CHECK YOUR UNDERSTANDING:
A – In the text on social and cultural diversity, rewrite the paragraph that begins "Similar to Kendal Project" as a short bulleted list that keeps its main facts.
B – In the text on social and cultural diversity, which church held an absolute monopoly in the Middle Ages?
[TEXT SEGMENT — start]
Social and Cultural Diversity
Decline of community:
Wilson argues that in pre-industrial communities, shared values were expressed through collective religious rituals that integrated individuals and regulated their behaviour. However, when religion lost its basis in stable local communities, it lost its vitality and its hold over individuals.
Industrialisation:
Bruce sees industrialisation as undermining the consensus of religious beliefs that hold small rural communities together. Small close-knit rural communities give way to large loose-knit urban communities with diverse beliefs and values.
Diversity of lifestyles:
Diversity of occupations, cultures and lifestyles undermines religion. Even where people continue to hold religious beliefs, they cannot avoid knowing that many of those around them hold very different views.
Other Theories
Martin: Disengagement:
Power, wealth and prestige has declined. The Church of England gas become distant from the state. Religion has lost out in High court cases - 2011 case of 2 Pentecostalist foster parents. Their ban was upheld, because of their homophobic views.
Herberg: Internal:
Churches are diluting their beliefs as they are loosing their place within society.
They adhere to a cosmopolitan society - e.g. use of social media - but as a result are loosing people to fundamentalism. e.g. the modernisation of church - megachurches in the US
Hervieu Leger:
Similar to Kendal Project. Religion is part of a chain of memory - passed down from generation to generation. This chain has been broken in many Western societies as individuals now choose their own path - spiritual individualism - shopping around for a religion which suits them.
Berger: Religious:
Religious diversity have now replaced the sacred canopy of medieval Catholicism. Each religion has its version of the truth; none has monopoly. Religious diversity creates a plurality of life worlds - different interpretations of the truth. Creates a crisis of credibility for religion - erodes certainty.
Religious Diversity and Plausibility
Sacred Canopy:
In the Middle Ages, the Catholic Church held an absolute monopoly, providing a single set of shared beliefs.
Protestant Reformation:
The Reformation led to a growth in the number and variety of religious organisations.
[TEXT SEGMENT — finish]
[DATASET RECORDS — start]
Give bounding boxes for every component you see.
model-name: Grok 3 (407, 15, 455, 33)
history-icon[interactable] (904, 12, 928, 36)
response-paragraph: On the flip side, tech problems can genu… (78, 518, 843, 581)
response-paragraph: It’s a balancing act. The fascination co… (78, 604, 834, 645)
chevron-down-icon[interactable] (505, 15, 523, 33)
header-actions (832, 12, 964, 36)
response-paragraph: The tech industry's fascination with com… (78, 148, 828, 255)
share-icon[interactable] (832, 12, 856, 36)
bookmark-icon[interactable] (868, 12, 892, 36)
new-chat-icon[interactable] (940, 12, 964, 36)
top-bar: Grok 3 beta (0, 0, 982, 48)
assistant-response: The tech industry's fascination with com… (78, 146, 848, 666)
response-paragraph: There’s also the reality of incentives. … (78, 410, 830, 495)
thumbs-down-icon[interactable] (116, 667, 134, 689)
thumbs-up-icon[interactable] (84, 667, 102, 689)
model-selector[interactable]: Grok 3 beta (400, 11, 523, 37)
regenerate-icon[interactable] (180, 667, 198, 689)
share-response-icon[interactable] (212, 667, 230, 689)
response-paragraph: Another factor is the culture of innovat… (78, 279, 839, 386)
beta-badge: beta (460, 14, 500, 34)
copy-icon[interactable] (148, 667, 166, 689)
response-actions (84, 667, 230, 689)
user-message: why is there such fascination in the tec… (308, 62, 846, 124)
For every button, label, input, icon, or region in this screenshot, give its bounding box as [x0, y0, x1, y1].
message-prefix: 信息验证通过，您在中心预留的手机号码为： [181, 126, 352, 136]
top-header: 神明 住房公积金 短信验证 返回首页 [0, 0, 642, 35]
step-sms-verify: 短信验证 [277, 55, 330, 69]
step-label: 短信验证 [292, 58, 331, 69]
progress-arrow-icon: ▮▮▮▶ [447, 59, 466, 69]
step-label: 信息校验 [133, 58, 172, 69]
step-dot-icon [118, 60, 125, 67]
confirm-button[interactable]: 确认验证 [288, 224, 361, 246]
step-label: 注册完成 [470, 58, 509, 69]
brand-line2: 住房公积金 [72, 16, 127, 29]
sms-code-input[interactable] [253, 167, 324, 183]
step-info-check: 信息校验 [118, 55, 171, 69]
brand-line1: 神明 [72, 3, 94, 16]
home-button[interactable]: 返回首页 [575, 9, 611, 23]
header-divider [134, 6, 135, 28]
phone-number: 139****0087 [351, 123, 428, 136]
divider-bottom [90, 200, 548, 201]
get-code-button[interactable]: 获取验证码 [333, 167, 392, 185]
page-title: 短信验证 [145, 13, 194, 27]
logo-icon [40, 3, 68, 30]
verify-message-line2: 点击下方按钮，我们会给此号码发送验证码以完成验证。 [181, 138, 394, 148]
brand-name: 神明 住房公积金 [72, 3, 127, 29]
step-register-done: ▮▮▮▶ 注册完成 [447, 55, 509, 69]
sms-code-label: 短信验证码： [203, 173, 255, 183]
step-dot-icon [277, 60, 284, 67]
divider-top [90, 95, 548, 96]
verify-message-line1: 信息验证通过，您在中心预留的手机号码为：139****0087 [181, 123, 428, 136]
[DATASET RECORDS — finish]
YOUR RESPONSES:
A –
- Hervieu Leger's view is similar to the Kendal Project.
- Religion is part of a chain of memory passed down from generation to generation.
- In many Western societies this chain has been broken because individuals now choose their own path.
- This spiritual individualism means shopping around for a religion that suits them.

B – The Catholic Church.